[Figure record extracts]
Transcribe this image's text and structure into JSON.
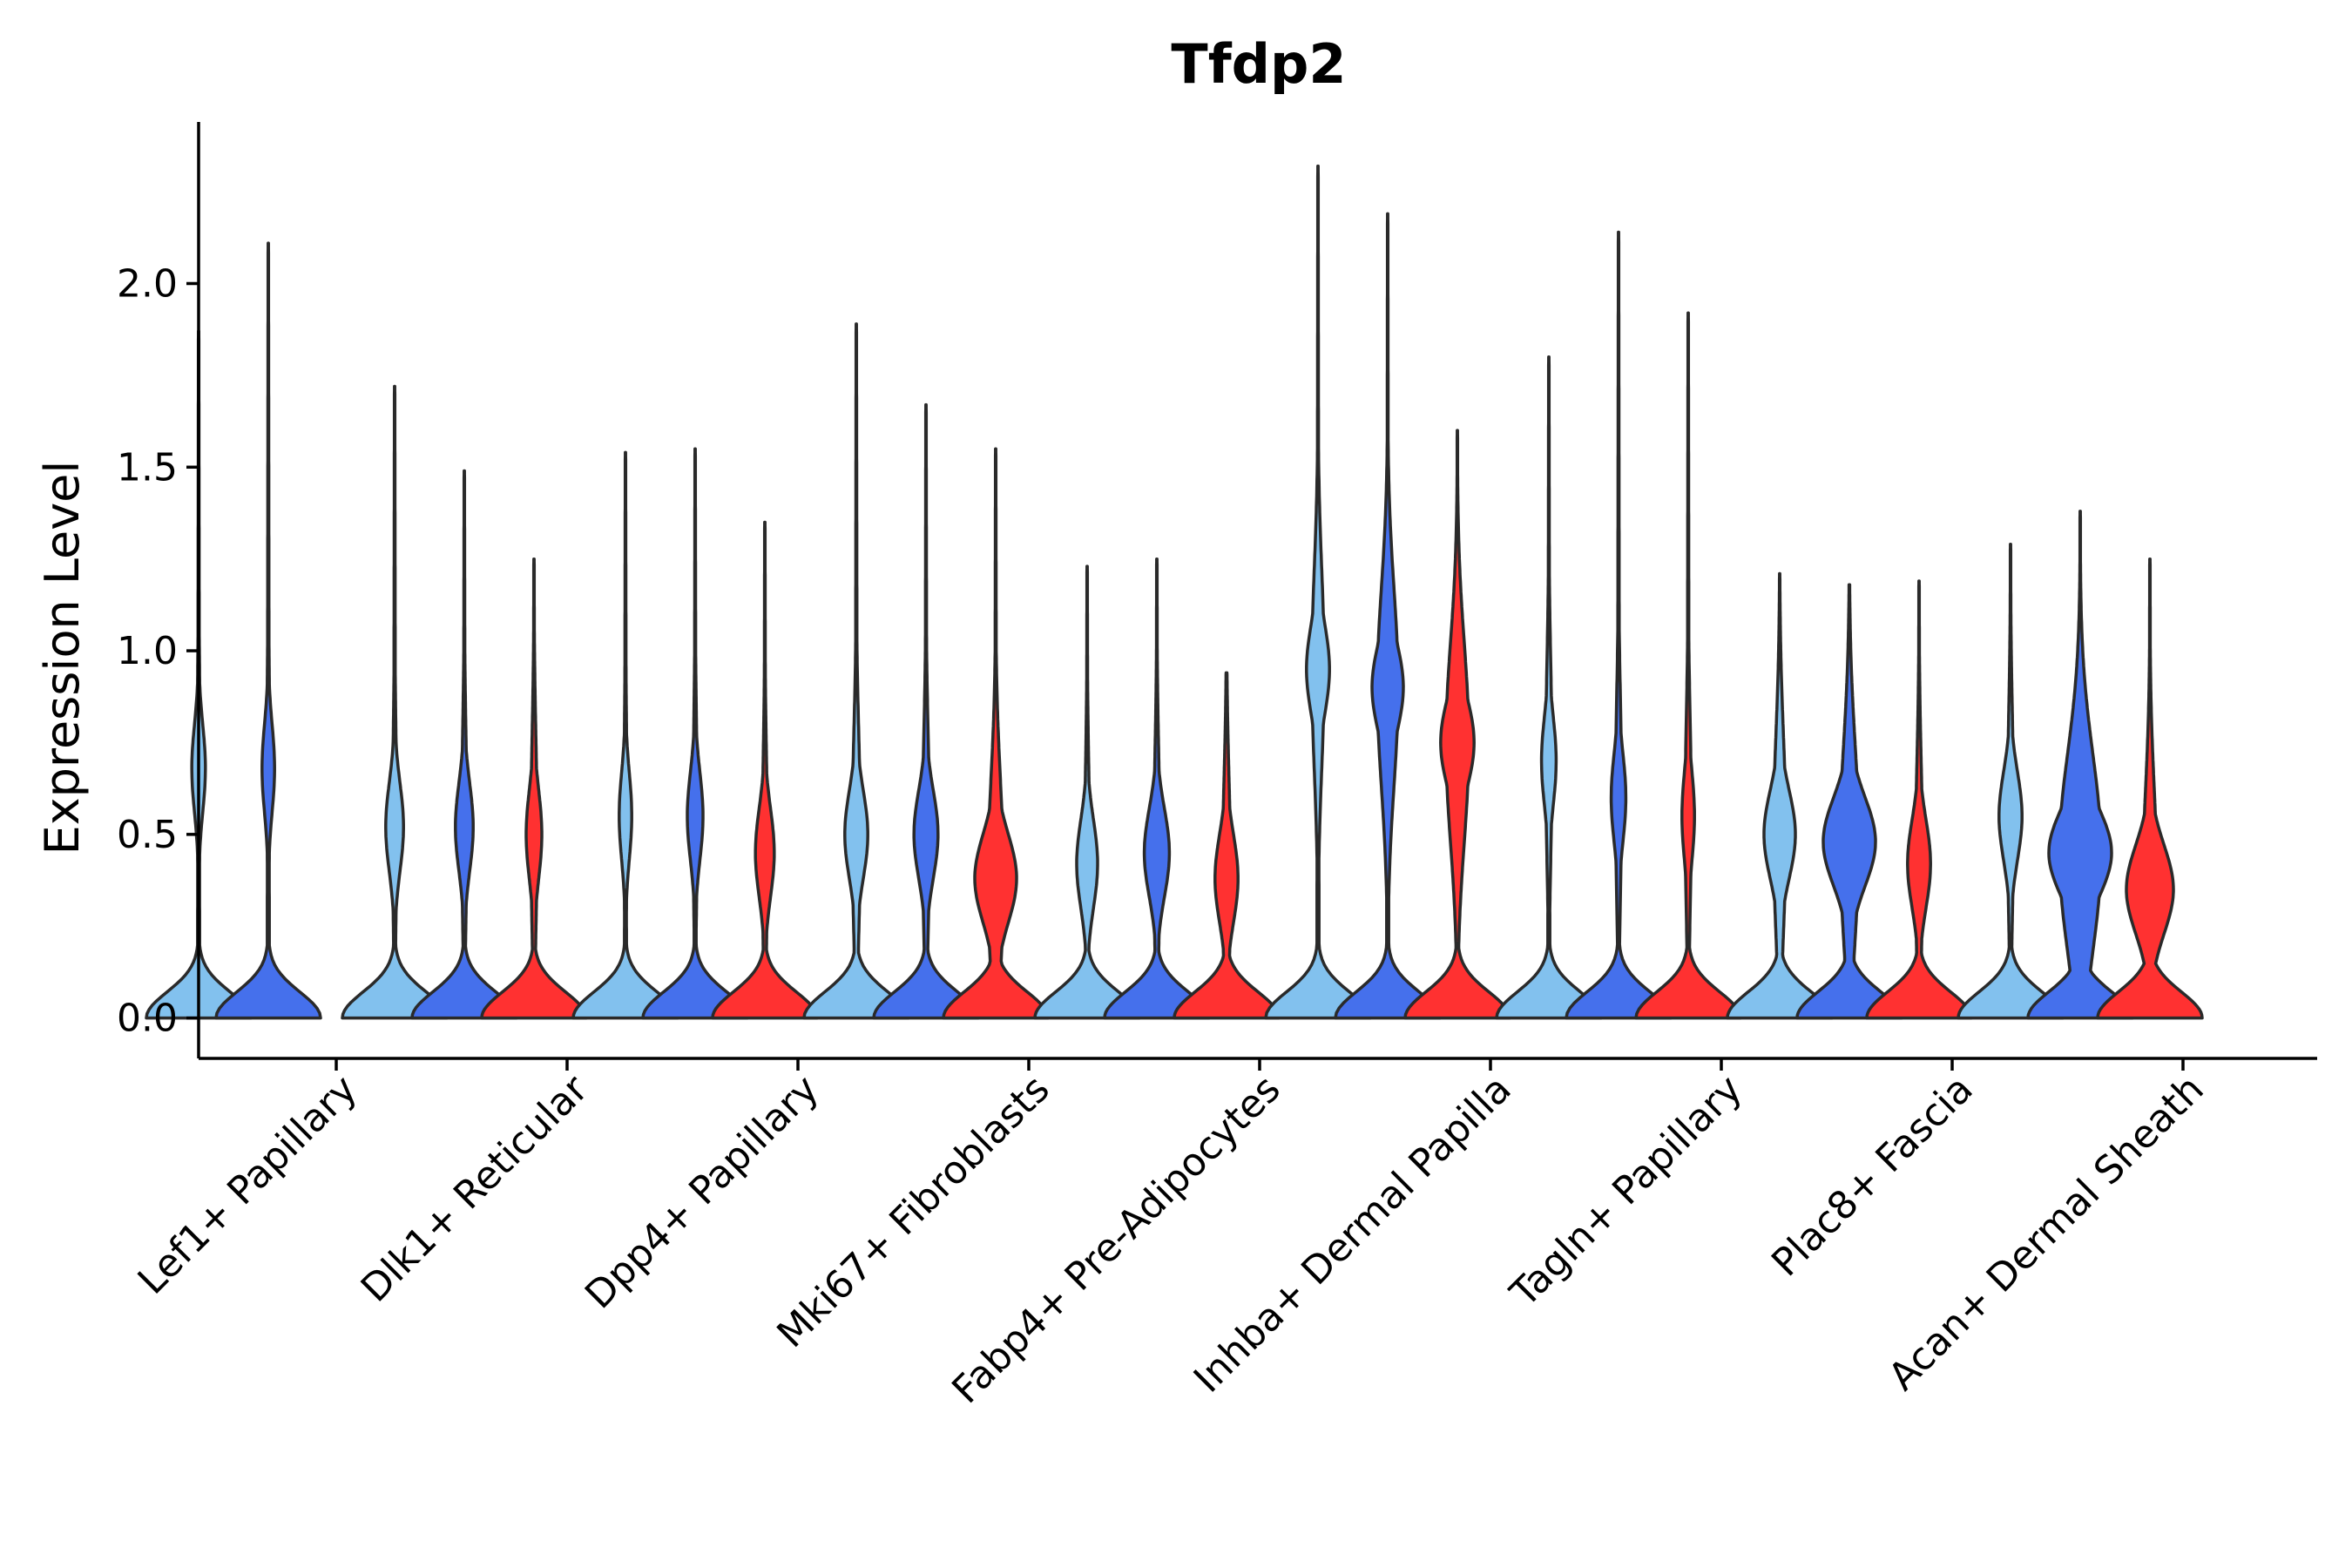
{
  "chart_data": {
    "type": "violin",
    "title": "Tfdp2",
    "xlabel": "",
    "ylabel": "Expression Level",
    "ylim": [
      -0.11,
      2.44
    ],
    "yticks": [
      0.0,
      0.5,
      1.0,
      1.5,
      2.0
    ],
    "ytick_labels": [
      "0.0",
      "0.5",
      "1.0",
      "1.5",
      "2.0"
    ],
    "grid": false,
    "legend": "none",
    "series_colors": [
      "#82C1EE",
      "#4570EC",
      "#FF3131"
    ],
    "categories": [
      "Lef1+ Papillary",
      "Dlk1+ Reticular",
      "Dpp4+ Papillary",
      "Mki67+ Fibroblasts",
      "Fabp4+ Pre-Adipocytes",
      "Inhba+ Dermal Papilla",
      "Tagln+ Papillary",
      "Plac8+ Fascia",
      "Acan+ Dermal Sheath"
    ],
    "groups": [
      {
        "category": "Lef1+ Papillary",
        "violins": [
          {
            "series": 0,
            "max": 1.87,
            "mode": 0.68,
            "mode_width": 0.13,
            "mid_width": 0.03
          },
          {
            "series": 1,
            "max": 2.11,
            "mode": 0.68,
            "mode_width": 0.12,
            "mid_width": 0.03
          }
        ]
      },
      {
        "category": "Dlk1+ Reticular",
        "violins": [
          {
            "series": 0,
            "max": 1.72,
            "mode": 0.52,
            "mode_width": 0.17,
            "mid_width": 0.04
          },
          {
            "series": 1,
            "max": 1.49,
            "mode": 0.52,
            "mode_width": 0.17,
            "mid_width": 0.05
          },
          {
            "series": 2,
            "max": 1.25,
            "mode": 0.5,
            "mode_width": 0.15,
            "mid_width": 0.06
          }
        ]
      },
      {
        "category": "Dpp4+ Papillary",
        "violins": [
          {
            "series": 0,
            "max": 1.54,
            "mode": 0.55,
            "mode_width": 0.12,
            "mid_width": 0.03
          },
          {
            "series": 1,
            "max": 1.55,
            "mode": 0.55,
            "mode_width": 0.15,
            "mid_width": 0.04
          },
          {
            "series": 2,
            "max": 1.35,
            "mode": 0.45,
            "mode_width": 0.18,
            "mid_width": 0.05
          }
        ]
      },
      {
        "category": "Mki67+ Fibroblasts",
        "violins": [
          {
            "series": 0,
            "max": 1.89,
            "mode": 0.5,
            "mode_width": 0.22,
            "mid_width": 0.08
          },
          {
            "series": 1,
            "max": 1.67,
            "mode": 0.5,
            "mode_width": 0.23,
            "mid_width": 0.07
          },
          {
            "series": 2,
            "max": 1.55,
            "mode": 0.38,
            "mode_width": 0.4,
            "mid_width": 0.15
          }
        ]
      },
      {
        "category": "Fabp4+ Pre-Adipocytes",
        "violins": [
          {
            "series": 0,
            "max": 1.23,
            "mode": 0.42,
            "mode_width": 0.2,
            "mid_width": 0.05
          },
          {
            "series": 1,
            "max": 1.25,
            "mode": 0.45,
            "mode_width": 0.24,
            "mid_width": 0.06
          },
          {
            "series": 2,
            "max": 0.94,
            "mode": 0.38,
            "mode_width": 0.22,
            "mid_width": 0.08
          }
        ]
      },
      {
        "category": "Inhba+ Dermal Papilla",
        "violins": [
          {
            "series": 0,
            "max": 2.32,
            "mode": 0.95,
            "mode_width": 0.22,
            "mid_width": 0.12
          },
          {
            "series": 1,
            "max": 2.19,
            "mode": 0.9,
            "mode_width": 0.3,
            "mid_width": 0.2
          },
          {
            "series": 2,
            "max": 1.6,
            "mode": 0.75,
            "mode_width": 0.32,
            "mid_width": 0.22
          }
        ]
      },
      {
        "category": "Tagln+ Papillary",
        "violins": [
          {
            "series": 0,
            "max": 1.8,
            "mode": 0.7,
            "mode_width": 0.14,
            "mid_width": 0.06
          },
          {
            "series": 1,
            "max": 2.14,
            "mode": 0.6,
            "mode_width": 0.14,
            "mid_width": 0.06
          },
          {
            "series": 2,
            "max": 1.92,
            "mode": 0.55,
            "mode_width": 0.12,
            "mid_width": 0.06
          }
        ]
      },
      {
        "category": "Plac8+ Fascia",
        "violins": [
          {
            "series": 0,
            "max": 1.21,
            "mode": 0.5,
            "mode_width": 0.3,
            "mid_width": 0.12
          },
          {
            "series": 1,
            "max": 1.18,
            "mode": 0.48,
            "mode_width": 0.5,
            "mid_width": 0.18
          },
          {
            "series": 2,
            "max": 1.19,
            "mode": 0.42,
            "mode_width": 0.22,
            "mid_width": 0.07
          }
        ]
      },
      {
        "category": "Acan+ Dermal Sheath",
        "violins": [
          {
            "series": 0,
            "max": 1.29,
            "mode": 0.55,
            "mode_width": 0.22,
            "mid_width": 0.06
          },
          {
            "series": 1,
            "max": 1.38,
            "mode": 0.45,
            "mode_width": 0.6,
            "mid_width": 0.4
          },
          {
            "series": 2,
            "max": 1.25,
            "mode": 0.35,
            "mode_width": 0.45,
            "mid_width": 0.14
          }
        ]
      }
    ]
  }
}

Stated problem → Restate each line of the records exactly; pictures do not belong in the copy.

Final result →
Transcribe this image's text and structure into JSON.
{
  "chart_data": {
    "type": "violin",
    "title": "Tfdp2",
    "xlabel": "",
    "ylabel": "Expression Level",
    "ylim": [
      -0.11,
      2.44
    ],
    "yticks": [
      0.0,
      0.5,
      1.0,
      1.5,
      2.0
    ],
    "ytick_labels": [
      "0.0",
      "0.5",
      "1.0",
      "1.5",
      "2.0"
    ],
    "grid": false,
    "legend": "none",
    "series_colors": [
      "#82C1EE",
      "#4570EC",
      "#FF3131"
    ],
    "categories": [
      "Lef1+ Papillary",
      "Dlk1+ Reticular",
      "Dpp4+ Papillary",
      "Mki67+ Fibroblasts",
      "Fabp4+ Pre-Adipocytes",
      "Inhba+ Dermal Papilla",
      "Tagln+ Papillary",
      "Plac8+ Fascia",
      "Acan+ Dermal Sheath"
    ],
    "groups": [
      {
        "category": "Lef1+ Papillary",
        "violins": [
          {
            "series": 0,
            "max": 1.87,
            "mode": 0.68,
            "mode_width": 0.13,
            "mid_width": 0.03
          },
          {
            "series": 1,
            "max": 2.11,
            "mode": 0.68,
            "mode_width": 0.12,
            "mid_width": 0.03
          }
        ]
      },
      {
        "category": "Dlk1+ Reticular",
        "violins": [
          {
            "series": 0,
            "max": 1.72,
            "mode": 0.52,
            "mode_width": 0.17,
            "mid_width": 0.04
          },
          {
            "series": 1,
            "max": 1.49,
            "mode": 0.52,
            "mode_width": 0.17,
            "mid_width": 0.05
          },
          {
            "series": 2,
            "max": 1.25,
            "mode": 0.5,
            "mode_width": 0.15,
            "mid_width": 0.06
          }
        ]
      },
      {
        "category": "Dpp4+ Papillary",
        "violins": [
          {
            "series": 0,
            "max": 1.54,
            "mode": 0.55,
            "mode_width": 0.12,
            "mid_width": 0.03
          },
          {
            "series": 1,
            "max": 1.55,
            "mode": 0.55,
            "mode_width": 0.15,
            "mid_width": 0.04
          },
          {
            "series": 2,
            "max": 1.35,
            "mode": 0.45,
            "mode_width": 0.18,
            "mid_width": 0.05
          }
        ]
      },
      {
        "category": "Mki67+ Fibroblasts",
        "violins": [
          {
            "series": 0,
            "max": 1.89,
            "mode": 0.5,
            "mode_width": 0.22,
            "mid_width": 0.08
          },
          {
            "series": 1,
            "max": 1.67,
            "mode": 0.5,
            "mode_width": 0.23,
            "mid_width": 0.07
          },
          {
            "series": 2,
            "max": 1.55,
            "mode": 0.38,
            "mode_width": 0.4,
            "mid_width": 0.15
          }
        ]
      },
      {
        "category": "Fabp4+ Pre-Adipocytes",
        "violins": [
          {
            "series": 0,
            "max": 1.23,
            "mode": 0.42,
            "mode_width": 0.2,
            "mid_width": 0.05
          },
          {
            "series": 1,
            "max": 1.25,
            "mode": 0.45,
            "mode_width": 0.24,
            "mid_width": 0.06
          },
          {
            "series": 2,
            "max": 0.94,
            "mode": 0.38,
            "mode_width": 0.22,
            "mid_width": 0.08
          }
        ]
      },
      {
        "category": "Inhba+ Dermal Papilla",
        "violins": [
          {
            "series": 0,
            "max": 2.32,
            "mode": 0.95,
            "mode_width": 0.22,
            "mid_width": 0.12
          },
          {
            "series": 1,
            "max": 2.19,
            "mode": 0.9,
            "mode_width": 0.3,
            "mid_width": 0.2
          },
          {
            "series": 2,
            "max": 1.6,
            "mode": 0.75,
            "mode_width": 0.32,
            "mid_width": 0.22
          }
        ]
      },
      {
        "category": "Tagln+ Papillary",
        "violins": [
          {
            "series": 0,
            "max": 1.8,
            "mode": 0.7,
            "mode_width": 0.14,
            "mid_width": 0.06
          },
          {
            "series": 1,
            "max": 2.14,
            "mode": 0.6,
            "mode_width": 0.14,
            "mid_width": 0.06
          },
          {
            "series": 2,
            "max": 1.92,
            "mode": 0.55,
            "mode_width": 0.12,
            "mid_width": 0.06
          }
        ]
      },
      {
        "category": "Plac8+ Fascia",
        "violins": [
          {
            "series": 0,
            "max": 1.21,
            "mode": 0.5,
            "mode_width": 0.3,
            "mid_width": 0.12
          },
          {
            "series": 1,
            "max": 1.18,
            "mode": 0.48,
            "mode_width": 0.5,
            "mid_width": 0.18
          },
          {
            "series": 2,
            "max": 1.19,
            "mode": 0.42,
            "mode_width": 0.22,
            "mid_width": 0.07
          }
        ]
      },
      {
        "category": "Acan+ Dermal Sheath",
        "violins": [
          {
            "series": 0,
            "max": 1.29,
            "mode": 0.55,
            "mode_width": 0.22,
            "mid_width": 0.06
          },
          {
            "series": 1,
            "max": 1.38,
            "mode": 0.45,
            "mode_width": 0.6,
            "mid_width": 0.4
          },
          {
            "series": 2,
            "max": 1.25,
            "mode": 0.35,
            "mode_width": 0.45,
            "mid_width": 0.14
          }
        ]
      }
    ]
  }
}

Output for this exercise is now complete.